Saved entries
-------

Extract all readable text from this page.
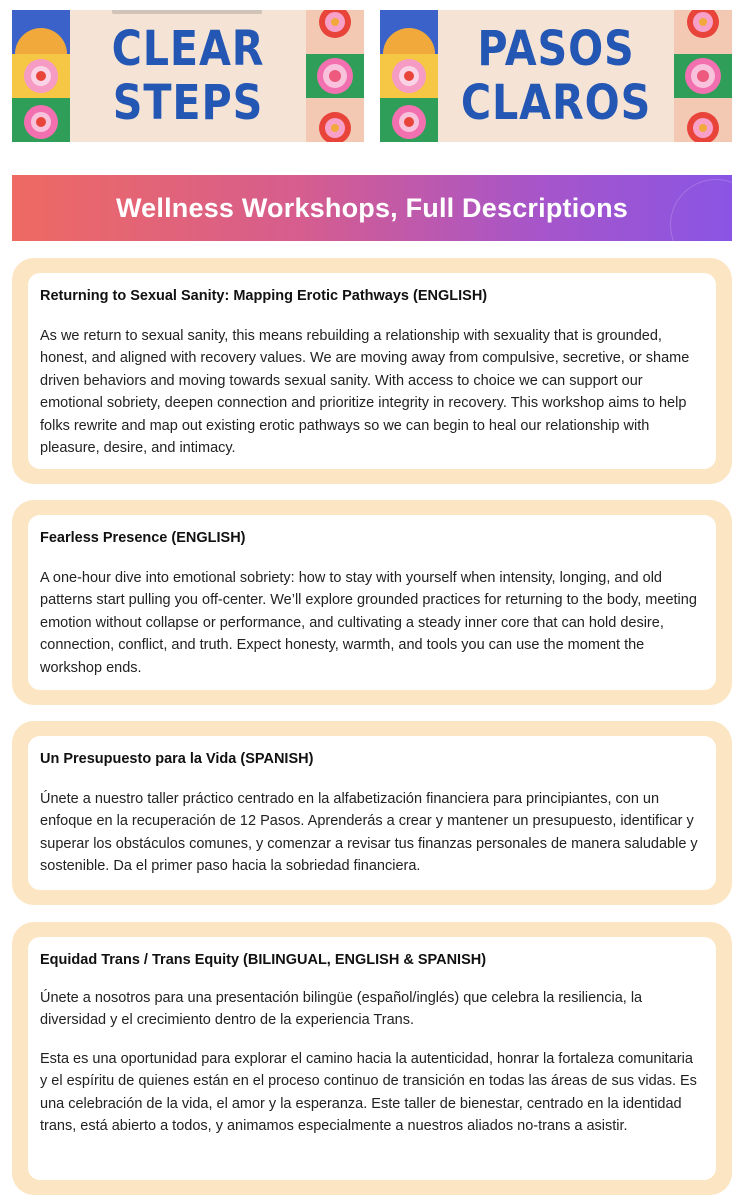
CLEAR
STEPS
PASOS
CLAROS
Wellness Workshops, Full Descriptions
Returning to Sexual Sanity: Mapping Erotic Pathways (ENGLISH)

As we return to sexual sanity, this means rebuilding a relationship with sexuality that is grounded, honest, and aligned with recovery values. We are moving away from compulsive, secretive, or shame driven behaviors and moving towards sexual sanity. With access to choice we can support our emotional sobriety, deepen connection and prioritize integrity in recovery. This workshop aims to help folks rewrite and map out existing erotic pathways so we can begin to heal our relationship with pleasure, desire, and intimacy.

Fearless Presence (ENGLISH)

A one-hour dive into emotional sobriety: how to stay with yourself when intensity, longing, and old patterns start pulling you off-center. We’ll explore grounded practices for returning to the body, meeting emotion without collapse or performance, and cultivating a steady inner core that can hold desire, connection, conflict, and truth. Expect honesty, warmth, and tools you can use the moment the workshop ends.

Un Presupuesto para la Vida (SPANISH)

Únete a nuestro taller práctico centrado en la alfabetización financiera para principiantes, con un enfoque en la recuperación de 12 Pasos. Aprenderás a crear y mantener un presupuesto, identificar y superar los obstáculos comunes, y comenzar a revisar tus finanzas personales de manera saludable y sostenible. Da el primer paso hacia la sobriedad financiera.

Equidad Trans / Trans Equity (BILINGUAL, ENGLISH & SPANISH)

Únete a nosotros para una presentación bilingüe (español/inglés) que celebra la resiliencia, la diversidad y el crecimiento dentro de la experiencia Trans.

Esta es una oportunidad para explorar el camino hacia la autenticidad, honrar la fortaleza comunitaria y el espíritu de quienes están en el proceso continuo de transición en todas las áreas de sus vidas. Es una celebración de la vida, el amor y la esperanza. Este taller de bienestar, centrado en la identidad trans, está abierto a todos, y animamos especialmente a nuestros aliados no-trans a asistir.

-------

=== Set task ===
Quote every record above exactly, leaving out any pictures.

=== Response to the exercise ===
Extract all readable text from this page.
CLEAR
STEPS
PASOS
CLAROS
Wellness Workshops, Full Descriptions
Returning to Sexual Sanity: Mapping Erotic Pathways (ENGLISH)

As we return to sexual sanity, this means rebuilding a relationship with sexuality that is grounded, honest, and aligned with recovery values. We are moving away from compulsive, secretive, or shame driven behaviors and moving towards sexual sanity. With access to choice we can support our emotional sobriety, deepen connection and prioritize integrity in recovery. This workshop aims to help folks rewrite and map out existing erotic pathways so we can begin to heal our relationship with pleasure, desire, and intimacy.

Fearless Presence (ENGLISH)

A one-hour dive into emotional sobriety: how to stay with yourself when intensity, longing, and old patterns start pulling you off-center. We’ll explore grounded practices for returning to the body, meeting emotion without collapse or performance, and cultivating a steady inner core that can hold desire, connection, conflict, and truth. Expect honesty, warmth, and tools you can use the moment the workshop ends.

Un Presupuesto para la Vida (SPANISH)

Únete a nuestro taller práctico centrado en la alfabetización financiera para principiantes, con un enfoque en la recuperación de 12 Pasos. Aprenderás a crear y mantener un presupuesto, identificar y superar los obstáculos comunes, y comenzar a revisar tus finanzas personales de manera saludable y sostenible. Da el primer paso hacia la sobriedad financiera.

Equidad Trans / Trans Equity (BILINGUAL, ENGLISH & SPANISH)

Únete a nosotros para una presentación bilingüe (español/inglés) que celebra la resiliencia, la diversidad y el crecimiento dentro de la experiencia Trans.

Esta es una oportunidad para explorar el camino hacia la autenticidad, honrar la fortaleza comunitaria y el espíritu de quienes están en el proceso continuo de transición en todas las áreas de sus vidas. Es una celebración de la vida, el amor y la esperanza. Este taller de bienestar, centrado en la identidad trans, está abierto a todos, y animamos especialmente a nuestros aliados no-trans a asistir.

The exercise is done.